__Dataset rows__
= = =

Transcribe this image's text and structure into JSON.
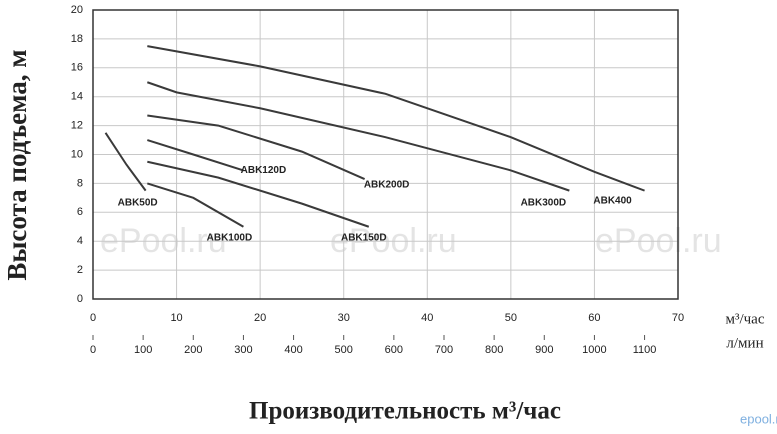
{
  "chart_data": {
    "type": "line",
    "ylabel": "Высота подъема, м",
    "xlabel": "Производительность м³/час",
    "xunit": "м³/час",
    "x2unit": "л/мин",
    "xlim": [
      0,
      70
    ],
    "xticks": [
      0,
      10,
      20,
      30,
      40,
      50,
      60,
      70
    ],
    "x2lim": [
      0,
      1166.67
    ],
    "x2ticks": [
      0,
      100,
      200,
      300,
      400,
      500,
      600,
      700,
      800,
      900,
      1000,
      1100
    ],
    "ylim": [
      0,
      20
    ],
    "yticks": [
      0,
      2,
      4,
      6,
      8,
      10,
      12,
      14,
      16,
      18,
      20
    ],
    "grid": true,
    "series": [
      {
        "name": "ABK50D",
        "color": "#3a3a3a",
        "x": [
          1.5,
          4,
          6.3
        ],
        "values": [
          11.5,
          9.3,
          7.5
        ]
      },
      {
        "name": "ABK100D",
        "color": "#3a3a3a",
        "x": [
          6.5,
          12,
          18
        ],
        "values": [
          8,
          7,
          5
        ]
      },
      {
        "name": "ABK120D",
        "color": "#3a3a3a",
        "x": [
          6.5,
          12,
          18
        ],
        "values": [
          11,
          10,
          8.9
        ]
      },
      {
        "name": "ABK150D",
        "color": "#3a3a3a",
        "x": [
          6.5,
          15,
          25,
          33
        ],
        "values": [
          9.5,
          8.4,
          6.6,
          5
        ]
      },
      {
        "name": "ABK200D",
        "color": "#3a3a3a",
        "x": [
          6.5,
          15,
          25,
          32.5
        ],
        "values": [
          12.7,
          12,
          10.2,
          8.3
        ]
      },
      {
        "name": "ABK300D",
        "color": "#3a3a3a",
        "x": [
          6.5,
          10,
          20,
          35,
          50,
          57
        ],
        "values": [
          15,
          14.3,
          13.2,
          11.2,
          8.9,
          7.5
        ]
      },
      {
        "name": "ABK400",
        "color": "#3a3a3a",
        "x": [
          6.5,
          20,
          35,
          50,
          60,
          66
        ],
        "values": [
          17.5,
          16.1,
          14.2,
          11.2,
          8.8,
          7.5
        ]
      }
    ],
    "watermarks": [
      "ePool.ru",
      "ePool.ru",
      "ePool.ru",
      "epool.ru"
    ]
  }
}
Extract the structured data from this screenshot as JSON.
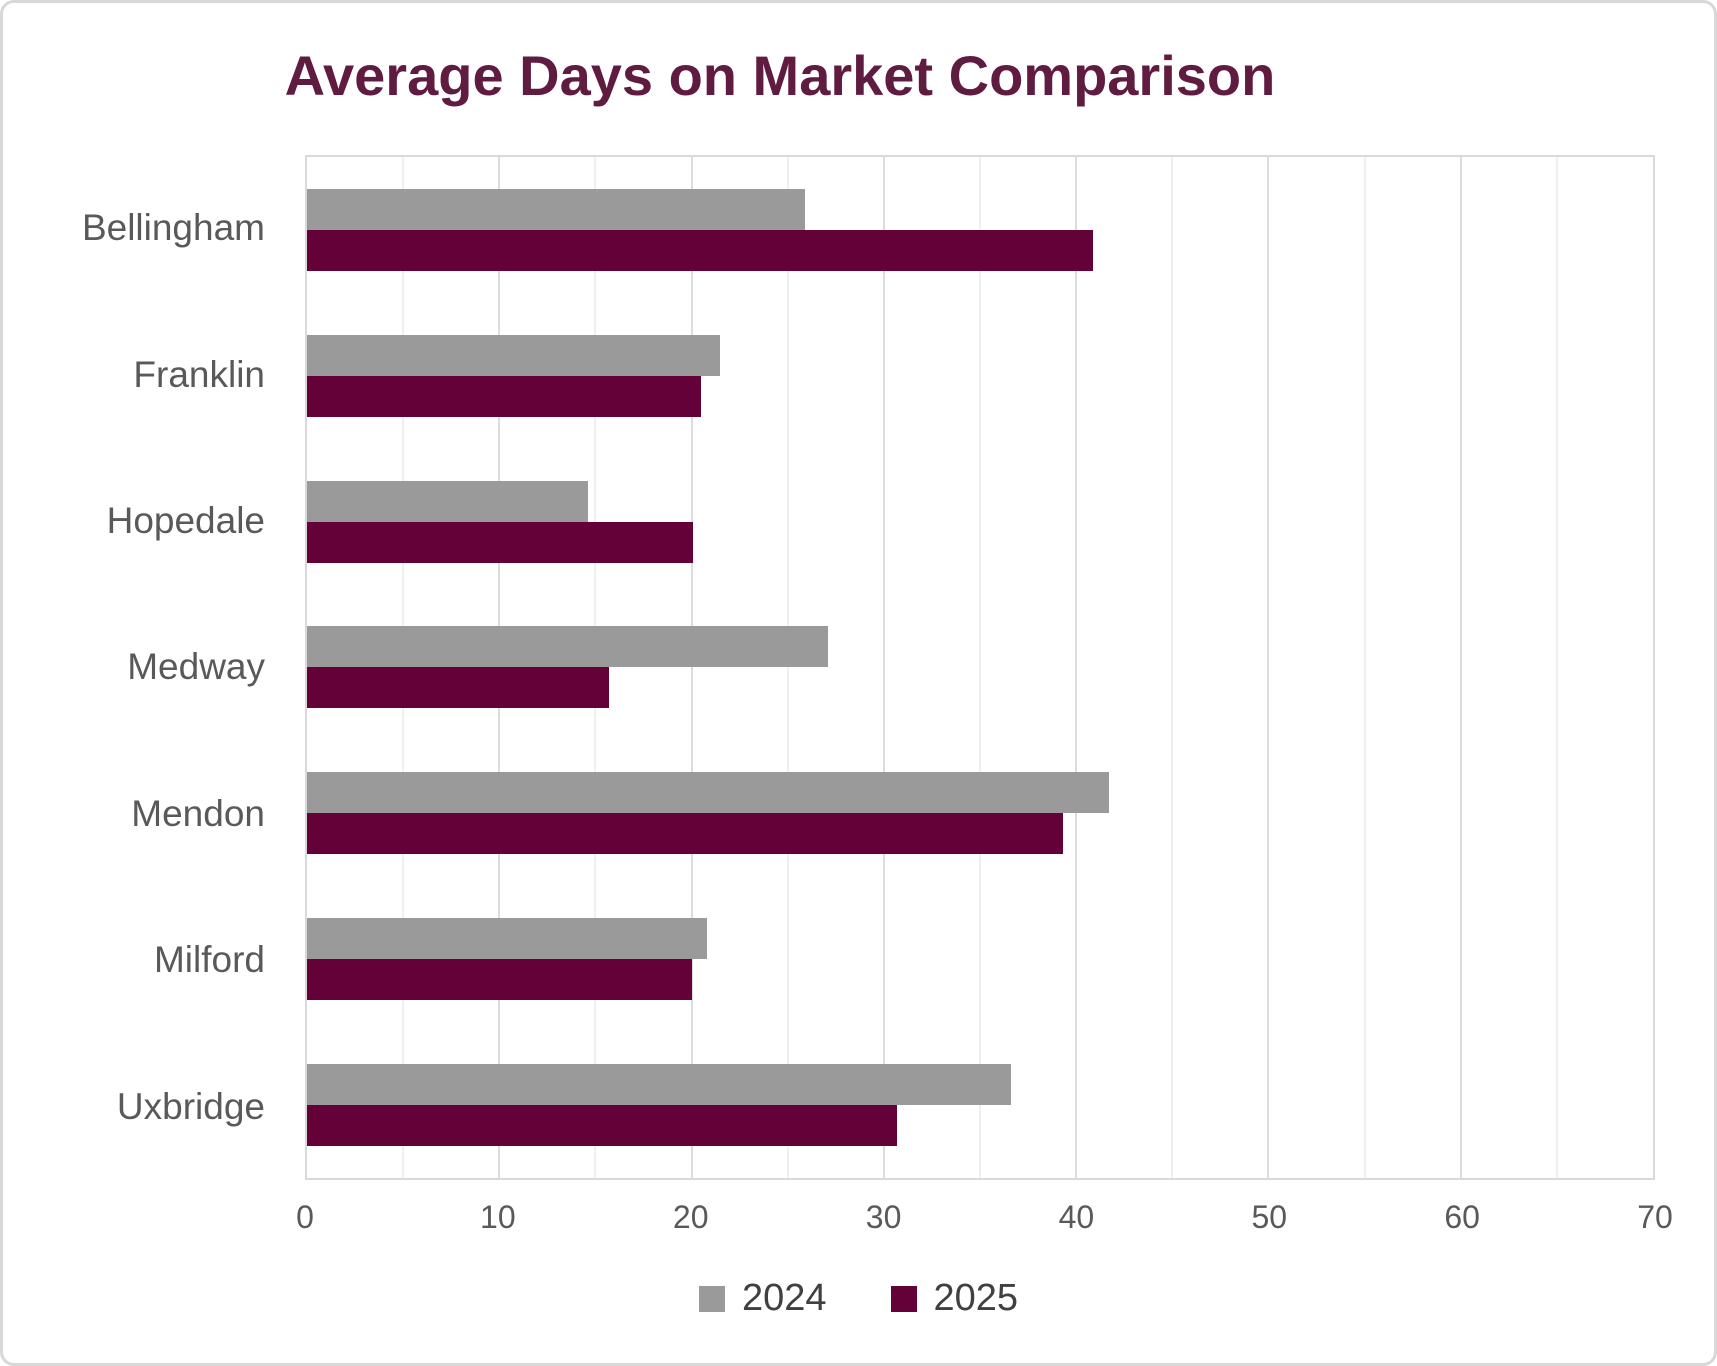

= = =

__Exercise details__
Copy all lines from the material that contain "name".

__Exercise result__
        "name": "ABK50D",
        "name": "ABK100D",
        "name": "ABK120D",
        "name": "ABK150D",
        "name": "ABK200D",
        "name": "ABK300D",
        "name": "ABK400",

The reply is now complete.